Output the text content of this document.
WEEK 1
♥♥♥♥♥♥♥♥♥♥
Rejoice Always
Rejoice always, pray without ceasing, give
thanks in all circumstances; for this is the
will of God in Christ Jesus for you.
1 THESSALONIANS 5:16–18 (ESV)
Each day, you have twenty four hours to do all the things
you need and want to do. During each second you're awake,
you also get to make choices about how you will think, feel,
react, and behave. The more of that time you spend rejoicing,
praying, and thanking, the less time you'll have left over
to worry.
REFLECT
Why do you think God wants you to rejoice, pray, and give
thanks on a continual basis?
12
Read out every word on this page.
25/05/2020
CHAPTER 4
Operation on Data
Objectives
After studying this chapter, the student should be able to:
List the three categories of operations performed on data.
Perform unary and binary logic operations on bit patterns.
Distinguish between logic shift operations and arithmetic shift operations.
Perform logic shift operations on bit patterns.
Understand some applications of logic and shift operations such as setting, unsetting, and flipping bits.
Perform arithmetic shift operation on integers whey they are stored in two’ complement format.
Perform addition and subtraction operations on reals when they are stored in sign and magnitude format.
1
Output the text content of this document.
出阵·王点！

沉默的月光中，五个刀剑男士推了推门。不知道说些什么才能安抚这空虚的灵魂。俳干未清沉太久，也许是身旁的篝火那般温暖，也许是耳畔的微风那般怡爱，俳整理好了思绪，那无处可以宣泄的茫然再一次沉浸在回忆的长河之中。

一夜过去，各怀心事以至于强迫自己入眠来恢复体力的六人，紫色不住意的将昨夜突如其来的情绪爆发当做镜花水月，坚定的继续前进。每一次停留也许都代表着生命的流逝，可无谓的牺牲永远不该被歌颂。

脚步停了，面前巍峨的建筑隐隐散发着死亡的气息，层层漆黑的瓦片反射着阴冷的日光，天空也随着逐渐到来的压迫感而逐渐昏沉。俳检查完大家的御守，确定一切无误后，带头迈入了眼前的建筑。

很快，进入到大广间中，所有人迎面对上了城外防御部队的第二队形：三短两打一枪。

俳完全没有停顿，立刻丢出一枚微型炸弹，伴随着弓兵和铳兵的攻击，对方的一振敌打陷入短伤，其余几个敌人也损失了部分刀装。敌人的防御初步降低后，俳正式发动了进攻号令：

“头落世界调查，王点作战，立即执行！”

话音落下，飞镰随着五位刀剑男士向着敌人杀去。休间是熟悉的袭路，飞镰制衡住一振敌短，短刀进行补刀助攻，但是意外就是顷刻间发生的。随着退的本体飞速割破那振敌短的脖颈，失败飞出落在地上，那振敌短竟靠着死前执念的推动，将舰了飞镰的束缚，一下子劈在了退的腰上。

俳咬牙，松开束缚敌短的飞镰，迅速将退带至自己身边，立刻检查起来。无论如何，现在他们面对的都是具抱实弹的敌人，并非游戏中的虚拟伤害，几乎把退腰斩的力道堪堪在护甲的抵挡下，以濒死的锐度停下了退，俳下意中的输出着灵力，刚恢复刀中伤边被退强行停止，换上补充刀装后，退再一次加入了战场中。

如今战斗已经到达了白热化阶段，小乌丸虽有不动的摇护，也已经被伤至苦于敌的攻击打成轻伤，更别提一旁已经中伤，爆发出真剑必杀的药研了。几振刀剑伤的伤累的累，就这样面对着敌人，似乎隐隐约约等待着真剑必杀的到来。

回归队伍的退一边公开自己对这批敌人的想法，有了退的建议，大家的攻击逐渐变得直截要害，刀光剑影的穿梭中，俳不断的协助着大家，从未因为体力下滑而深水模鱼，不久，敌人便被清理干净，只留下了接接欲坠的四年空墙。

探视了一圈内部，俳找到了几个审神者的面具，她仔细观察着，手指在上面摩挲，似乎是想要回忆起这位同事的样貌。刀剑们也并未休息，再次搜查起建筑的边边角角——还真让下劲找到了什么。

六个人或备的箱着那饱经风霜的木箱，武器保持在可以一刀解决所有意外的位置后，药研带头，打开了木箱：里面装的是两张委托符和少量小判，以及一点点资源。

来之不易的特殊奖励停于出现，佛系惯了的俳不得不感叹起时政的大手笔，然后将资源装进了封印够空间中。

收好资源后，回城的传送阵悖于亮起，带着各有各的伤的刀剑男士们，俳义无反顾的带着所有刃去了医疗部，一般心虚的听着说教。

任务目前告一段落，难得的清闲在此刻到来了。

* **Job**: Write out all the entries exactly.

* **Answer for this exercise**:
Output the text content of this document.
WEEK 1
♥♥♥♥♥♥♥♥♥♥
Rejoice Always
Rejoice always, pray without ceasing, give
thanks in all circumstances; for this is the
will of God in Christ Jesus for you.
1 THESSALONIANS 5:16–18 (ESV)
Each day, you have twenty four hours to do all the things
you need and want to do. During each second you're awake,
you also get to make choices about how you will think, feel,
react, and behave. The more of that time you spend rejoicing,
praying, and thanking, the less time you'll have left over
to worry.
REFLECT
Why do you think God wants you to rejoice, pray, and give
thanks on a continual basis?
12
Read out every word on this page.
25/05/2020
CHAPTER 4
Operation on Data
Objectives
After studying this chapter, the student should be able to:
List the three categories of operations performed on data.
Perform unary and binary logic operations on bit patterns.
Distinguish between logic shift operations and arithmetic shift operations.
Perform logic shift operations on bit patterns.
Understand some applications of logic and shift operations such as setting, unsetting, and flipping bits.
Perform arithmetic shift operation on integers whey they are stored in two’ complement format.
Perform addition and subtraction operations on reals when they are stored in sign and magnitude format.
1
Output the text content of this document.
出阵·王点！

沉默的月光中，五个刀剑男士推了推门。不知道说些什么才能安抚这空虚的灵魂。俳干未清沉太久，也许是身旁的篝火那般温暖，也许是耳畔的微风那般怡爱，俳整理好了思绪，那无处可以宣泄的茫然再一次沉浸在回忆的长河之中。

一夜过去，各怀心事以至于强迫自己入眠来恢复体力的六人，紫色不住意的将昨夜突如其来的情绪爆发当做镜花水月，坚定的继续前进。每一次停留也许都代表着生命的流逝，可无谓的牺牲永远不该被歌颂。

脚步停了，面前巍峨的建筑隐隐散发着死亡的气息，层层漆黑的瓦片反射着阴冷的日光，天空也随着逐渐到来的压迫感而逐渐昏沉。俳检查完大家的御守，确定一切无误后，带头迈入了眼前的建筑。

很快，进入到大广间中，所有人迎面对上了城外防御部队的第二队形：三短两打一枪。

俳完全没有停顿，立刻丢出一枚微型炸弹，伴随着弓兵和铳兵的攻击，对方的一振敌打陷入短伤，其余几个敌人也损失了部分刀装。敌人的防御初步降低后，俳正式发动了进攻号令：

“头落世界调查，王点作战，立即执行！”

话音落下，飞镰随着五位刀剑男士向着敌人杀去。休间是熟悉的袭路，飞镰制衡住一振敌短，短刀进行补刀助攻，但是意外就是顷刻间发生的。随着退的本体飞速割破那振敌短的脖颈，失败飞出落在地上，那振敌短竟靠着死前执念的推动，将舰了飞镰的束缚，一下子劈在了退的腰上。

俳咬牙，松开束缚敌短的飞镰，迅速将退带至自己身边，立刻检查起来。无论如何，现在他们面对的都是具抱实弹的敌人，并非游戏中的虚拟伤害，几乎把退腰斩的力道堪堪在护甲的抵挡下，以濒死的锐度停下了退，俳下意中的输出着灵力，刚恢复刀中伤边被退强行停止，换上补充刀装后，退再一次加入了战场中。

如今战斗已经到达了白热化阶段，小乌丸虽有不动的摇护，也已经被伤至苦于敌的攻击打成轻伤，更别提一旁已经中伤，爆发出真剑必杀的药研了。几振刀剑伤的伤累的累，就这样面对着敌人，似乎隐隐约约等待着真剑必杀的到来。

回归队伍的退一边公开自己对这批敌人的想法，有了退的建议，大家的攻击逐渐变得直截要害，刀光剑影的穿梭中，俳不断的协助着大家，从未因为体力下滑而深水模鱼，不久，敌人便被清理干净，只留下了接接欲坠的四年空墙。

探视了一圈内部，俳找到了几个审神者的面具，她仔细观察着，手指在上面摩挲，似乎是想要回忆起这位同事的样貌。刀剑们也并未休息，再次搜查起建筑的边边角角——还真让下劲找到了什么。

六个人或备的箱着那饱经风霜的木箱，武器保持在可以一刀解决所有意外的位置后，药研带头，打开了木箱：里面装的是两张委托符和少量小判，以及一点点资源。

来之不易的特殊奖励停于出现，佛系惯了的俳不得不感叹起时政的大手笔，然后将资源装进了封印够空间中。

收好资源后，回城的传送阵悖于亮起，带着各有各的伤的刀剑男士们，俳义无反顾的带着所有刃去了医疗部，一般心虚的听着说教。

任务目前告一段落，难得的清闲在此刻到来了。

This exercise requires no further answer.